** TUJUAN TUGAS A **
Menurut teks tentang kebebasan pers ini, kementerian apa yang dibubarkan sebagai tanda dibukanya kebebasan pers?

** TEKS HALAMAN **
»»

Oleh: Hasyim Ashari (Pemred Tribun Batam)
PENGANTAR
Era Reformasi Tahun
1998, menjadi titik tolak bagi perkembangan pers di Tanah Air. Zaman di mana
kebebasan menyampaikan pendapat ini menjadi sebuah kebutuhan, membawa
konsekuensi logis pada arus perubahan ke segala aspek kehidupan berbangsa dan
bernegara.
Apalagi Presiden BJ
Habibie saat itu, berupaya melucuti citra Indonesia sebagai negara otorianisme
di bawah Presiden Soeharto, menjadi negara yang demokratis. Dalam era demokratis ini juga,
keran kebebasan pers dibuka seluas-luasnya yang ditandai dengan dibubarkannya
Kementerian Penerangan.

««

** TUJUAN TUGAS B **
Ganti "location" dengan "position" di semua baris data di bawah, lalu tulis ulang baris-baris itu tanpa mengubah hal lain. Gambarnya tidak usah disertakan.

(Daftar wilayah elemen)

»»

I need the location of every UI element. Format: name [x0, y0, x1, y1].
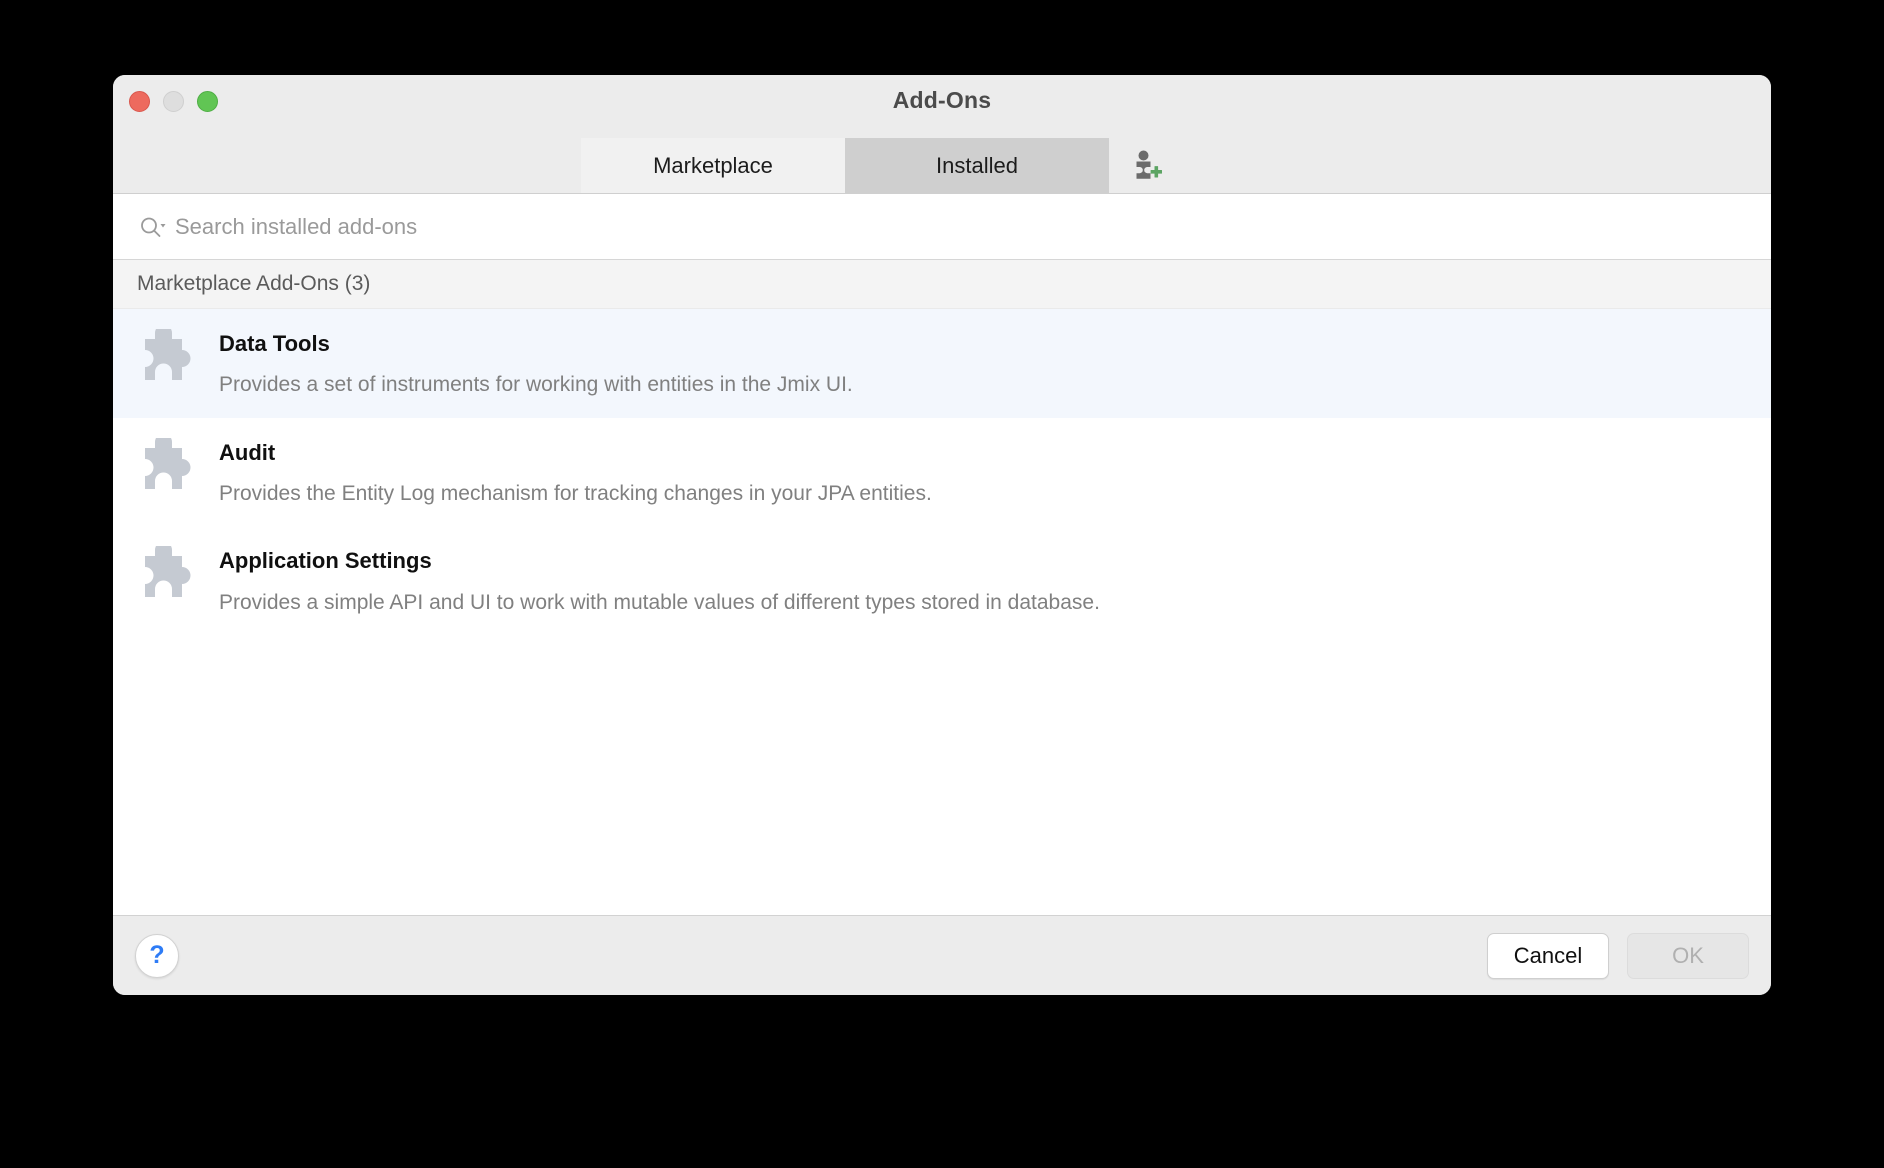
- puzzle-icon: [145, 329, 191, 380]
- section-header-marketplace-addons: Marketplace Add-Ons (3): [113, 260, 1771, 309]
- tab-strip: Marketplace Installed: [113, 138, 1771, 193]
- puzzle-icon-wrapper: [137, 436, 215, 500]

««

** JAWABAN LENGKAP A **
Kementerian Penerangan.

** JAWABAN LENGKAP B **
I need the position of every UI element. Format: name [x0, y0, x1, y1].
- puzzle-icon: [145, 329, 191, 380]
- section-header-marketplace-addons: Marketplace Add-Ons (3): [113, 260, 1771, 309]
- tab-strip: Marketplace Installed: [113, 138, 1771, 193]
- puzzle-icon-wrapper: [137, 436, 215, 500]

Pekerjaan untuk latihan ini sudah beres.